# Stated problem
Each entry below is to be duplicated verbatim.

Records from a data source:
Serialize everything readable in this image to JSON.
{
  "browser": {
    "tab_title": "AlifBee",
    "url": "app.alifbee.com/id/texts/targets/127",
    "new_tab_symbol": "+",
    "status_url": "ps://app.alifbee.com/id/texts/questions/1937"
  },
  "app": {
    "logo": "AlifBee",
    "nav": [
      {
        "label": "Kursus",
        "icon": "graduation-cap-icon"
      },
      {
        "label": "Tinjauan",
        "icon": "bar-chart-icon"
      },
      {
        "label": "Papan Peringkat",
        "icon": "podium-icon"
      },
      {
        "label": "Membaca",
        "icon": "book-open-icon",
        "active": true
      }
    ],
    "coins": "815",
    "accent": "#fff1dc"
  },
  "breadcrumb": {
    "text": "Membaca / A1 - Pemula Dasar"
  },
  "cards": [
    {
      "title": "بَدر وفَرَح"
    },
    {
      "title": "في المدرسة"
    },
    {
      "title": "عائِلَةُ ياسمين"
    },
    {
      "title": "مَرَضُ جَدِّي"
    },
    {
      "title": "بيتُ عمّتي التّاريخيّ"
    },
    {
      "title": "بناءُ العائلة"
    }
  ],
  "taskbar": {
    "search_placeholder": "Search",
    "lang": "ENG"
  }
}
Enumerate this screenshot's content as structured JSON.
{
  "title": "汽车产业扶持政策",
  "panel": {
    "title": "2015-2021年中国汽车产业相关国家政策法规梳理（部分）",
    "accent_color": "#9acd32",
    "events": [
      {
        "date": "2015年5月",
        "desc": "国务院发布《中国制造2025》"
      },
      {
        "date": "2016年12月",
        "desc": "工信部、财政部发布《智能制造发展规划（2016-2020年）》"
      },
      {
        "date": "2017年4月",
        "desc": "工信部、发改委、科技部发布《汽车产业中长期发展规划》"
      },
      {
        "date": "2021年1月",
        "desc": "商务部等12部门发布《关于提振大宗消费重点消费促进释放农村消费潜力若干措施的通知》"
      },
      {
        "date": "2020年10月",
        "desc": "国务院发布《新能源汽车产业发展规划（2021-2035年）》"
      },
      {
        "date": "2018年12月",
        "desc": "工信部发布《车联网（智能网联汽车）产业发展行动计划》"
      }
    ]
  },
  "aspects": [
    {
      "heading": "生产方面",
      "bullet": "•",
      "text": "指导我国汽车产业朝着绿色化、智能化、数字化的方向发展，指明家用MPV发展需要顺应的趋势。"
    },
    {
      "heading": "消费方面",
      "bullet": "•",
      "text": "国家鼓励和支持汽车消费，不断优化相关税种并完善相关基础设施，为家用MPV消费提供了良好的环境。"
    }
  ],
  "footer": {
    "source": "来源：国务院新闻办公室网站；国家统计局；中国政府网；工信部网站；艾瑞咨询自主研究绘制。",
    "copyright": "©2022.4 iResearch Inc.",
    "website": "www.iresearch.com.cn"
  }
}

# Task output
Serialize everything readable in this image to JSON.
{
  "browser": {
    "tab_title": "AlifBee",
    "url": "app.alifbee.com/id/texts/targets/127",
    "new_tab_symbol": "+",
    "status_url": "ps://app.alifbee.com/id/texts/questions/1937"
  },
  "app": {
    "logo": "AlifBee",
    "nav": [
      {
        "label": "Kursus",
        "icon": "graduation-cap-icon"
      },
      {
        "label": "Tinjauan",
        "icon": "bar-chart-icon"
      },
      {
        "label": "Papan Peringkat",
        "icon": "podium-icon"
      },
      {
        "label": "Membaca",
        "icon": "book-open-icon",
        "active": true
      }
    ],
    "coins": "815",
    "accent": "#fff1dc"
  },
  "breadcrumb": {
    "text": "Membaca / A1 - Pemula Dasar"
  },
  "cards": [
    {
      "title": "بَدر وفَرَح"
    },
    {
      "title": "في المدرسة"
    },
    {
      "title": "عائِلَةُ ياسمين"
    },
    {
      "title": "مَرَضُ جَدِّي"
    },
    {
      "title": "بيتُ عمّتي التّاريخيّ"
    },
    {
      "title": "بناءُ العائلة"
    }
  ],
  "taskbar": {
    "search_placeholder": "Search",
    "lang": "ENG"
  }
}
Enumerate this screenshot's content as structured JSON.
{
  "title": "汽车产业扶持政策",
  "panel": {
    "title": "2015-2021年中国汽车产业相关国家政策法规梳理（部分）",
    "accent_color": "#9acd32",
    "events": [
      {
        "date": "2015年5月",
        "desc": "国务院发布《中国制造2025》"
      },
      {
        "date": "2016年12月",
        "desc": "工信部、财政部发布《智能制造发展规划（2016-2020年）》"
      },
      {
        "date": "2017年4月",
        "desc": "工信部、发改委、科技部发布《汽车产业中长期发展规划》"
      },
      {
        "date": "2021年1月",
        "desc": "商务部等12部门发布《关于提振大宗消费重点消费促进释放农村消费潜力若干措施的通知》"
      },
      {
        "date": "2020年10月",
        "desc": "国务院发布《新能源汽车产业发展规划（2021-2035年）》"
      },
      {
        "date": "2018年12月",
        "desc": "工信部发布《车联网（智能网联汽车）产业发展行动计划》"
      }
    ]
  },
  "aspects": [
    {
      "heading": "生产方面",
      "bullet": "•",
      "text": "指导我国汽车产业朝着绿色化、智能化、数字化的方向发展，指明家用MPV发展需要顺应的趋势。"
    },
    {
      "heading": "消费方面",
      "bullet": "•",
      "text": "国家鼓励和支持汽车消费，不断优化相关税种并完善相关基础设施，为家用MPV消费提供了良好的环境。"
    }
  ],
  "footer": {
    "source": "来源：国务院新闻办公室网站；国家统计局；中国政府网；工信部网站；艾瑞咨询自主研究绘制。",
    "copyright": "©2022.4 iResearch Inc.",
    "website": "www.iresearch.com.cn"
  }
}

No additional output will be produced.